## To do:
Return the listing below word for word.

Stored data
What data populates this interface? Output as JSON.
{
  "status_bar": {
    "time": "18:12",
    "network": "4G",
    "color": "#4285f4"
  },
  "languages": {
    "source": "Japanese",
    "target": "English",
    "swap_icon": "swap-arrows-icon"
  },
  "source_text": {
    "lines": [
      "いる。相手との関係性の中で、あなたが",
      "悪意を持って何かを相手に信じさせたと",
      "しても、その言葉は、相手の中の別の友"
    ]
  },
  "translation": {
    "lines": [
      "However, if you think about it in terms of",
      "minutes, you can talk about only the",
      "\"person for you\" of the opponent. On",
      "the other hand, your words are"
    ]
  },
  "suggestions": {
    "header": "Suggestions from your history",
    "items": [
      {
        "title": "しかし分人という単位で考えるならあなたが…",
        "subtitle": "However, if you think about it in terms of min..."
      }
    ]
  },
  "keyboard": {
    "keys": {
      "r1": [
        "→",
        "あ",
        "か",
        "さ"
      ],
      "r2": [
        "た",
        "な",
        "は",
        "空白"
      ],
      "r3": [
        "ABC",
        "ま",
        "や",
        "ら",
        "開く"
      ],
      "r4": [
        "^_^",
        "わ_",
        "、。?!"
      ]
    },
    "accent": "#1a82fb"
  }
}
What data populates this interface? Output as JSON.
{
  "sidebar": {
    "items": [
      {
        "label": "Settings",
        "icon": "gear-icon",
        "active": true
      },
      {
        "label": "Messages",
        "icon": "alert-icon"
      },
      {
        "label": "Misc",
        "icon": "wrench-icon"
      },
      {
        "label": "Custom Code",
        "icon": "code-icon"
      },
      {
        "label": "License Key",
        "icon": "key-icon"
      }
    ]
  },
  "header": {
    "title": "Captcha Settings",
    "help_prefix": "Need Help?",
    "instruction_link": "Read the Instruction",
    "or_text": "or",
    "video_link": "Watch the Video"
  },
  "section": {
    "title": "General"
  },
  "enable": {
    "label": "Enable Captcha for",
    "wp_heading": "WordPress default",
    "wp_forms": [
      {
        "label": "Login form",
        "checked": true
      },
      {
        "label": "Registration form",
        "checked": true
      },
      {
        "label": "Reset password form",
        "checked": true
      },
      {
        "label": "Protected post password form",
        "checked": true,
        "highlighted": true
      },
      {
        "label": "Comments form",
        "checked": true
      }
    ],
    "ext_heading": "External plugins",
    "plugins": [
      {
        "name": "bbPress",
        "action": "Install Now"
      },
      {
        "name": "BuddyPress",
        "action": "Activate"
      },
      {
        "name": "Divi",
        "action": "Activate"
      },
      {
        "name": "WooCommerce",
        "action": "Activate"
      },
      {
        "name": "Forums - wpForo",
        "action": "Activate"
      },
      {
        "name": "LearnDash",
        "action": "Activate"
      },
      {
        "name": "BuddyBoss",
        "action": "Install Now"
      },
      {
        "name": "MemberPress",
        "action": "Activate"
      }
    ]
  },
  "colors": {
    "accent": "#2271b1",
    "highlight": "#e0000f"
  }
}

## Task result:
What data populates this interface? Output as JSON.
{
  "status_bar": {
    "time": "18:12",
    "network": "4G",
    "color": "#4285f4"
  },
  "languages": {
    "source": "Japanese",
    "target": "English",
    "swap_icon": "swap-arrows-icon"
  },
  "source_text": {
    "lines": [
      "いる。相手との関係性の中で、あなたが",
      "悪意を持って何かを相手に信じさせたと",
      "しても、その言葉は、相手の中の別の友"
    ]
  },
  "translation": {
    "lines": [
      "However, if you think about it in terms of",
      "minutes, you can talk about only the",
      "\"person for you\" of the opponent. On",
      "the other hand, your words are"
    ]
  },
  "suggestions": {
    "header": "Suggestions from your history",
    "items": [
      {
        "title": "しかし分人という単位で考えるならあなたが…",
        "subtitle": "However, if you think about it in terms of min..."
      }
    ]
  },
  "keyboard": {
    "keys": {
      "r1": [
        "→",
        "あ",
        "か",
        "さ"
      ],
      "r2": [
        "た",
        "な",
        "は",
        "空白"
      ],
      "r3": [
        "ABC",
        "ま",
        "や",
        "ら",
        "開く"
      ],
      "r4": [
        "^_^",
        "わ_",
        "、。?!"
      ]
    },
    "accent": "#1a82fb"
  }
}
What data populates this interface? Output as JSON.
{
  "sidebar": {
    "items": [
      {
        "label": "Settings",
        "icon": "gear-icon",
        "active": true
      },
      {
        "label": "Messages",
        "icon": "alert-icon"
      },
      {
        "label": "Misc",
        "icon": "wrench-icon"
      },
      {
        "label": "Custom Code",
        "icon": "code-icon"
      },
      {
        "label": "License Key",
        "icon": "key-icon"
      }
    ]
  },
  "header": {
    "title": "Captcha Settings",
    "help_prefix": "Need Help?",
    "instruction_link": "Read the Instruction",
    "or_text": "or",
    "video_link": "Watch the Video"
  },
  "section": {
    "title": "General"
  },
  "enable": {
    "label": "Enable Captcha for",
    "wp_heading": "WordPress default",
    "wp_forms": [
      {
        "label": "Login form",
        "checked": true
      },
      {
        "label": "Registration form",
        "checked": true
      },
      {
        "label": "Reset password form",
        "checked": true
      },
      {
        "label": "Protected post password form",
        "checked": true,
        "highlighted": true
      },
      {
        "label": "Comments form",
        "checked": true
      }
    ],
    "ext_heading": "External plugins",
    "plugins": [
      {
        "name": "bbPress",
        "action": "Install Now"
      },
      {
        "name": "BuddyPress",
        "action": "Activate"
      },
      {
        "name": "Divi",
        "action": "Activate"
      },
      {
        "name": "WooCommerce",
        "action": "Activate"
      },
      {
        "name": "Forums - wpForo",
        "action": "Activate"
      },
      {
        "name": "LearnDash",
        "action": "Activate"
      },
      {
        "name": "BuddyBoss",
        "action": "Install Now"
      },
      {
        "name": "MemberPress",
        "action": "Activate"
      }
    ]
  },
  "colors": {
    "accent": "#2271b1",
    "highlight": "#e0000f"
  }
}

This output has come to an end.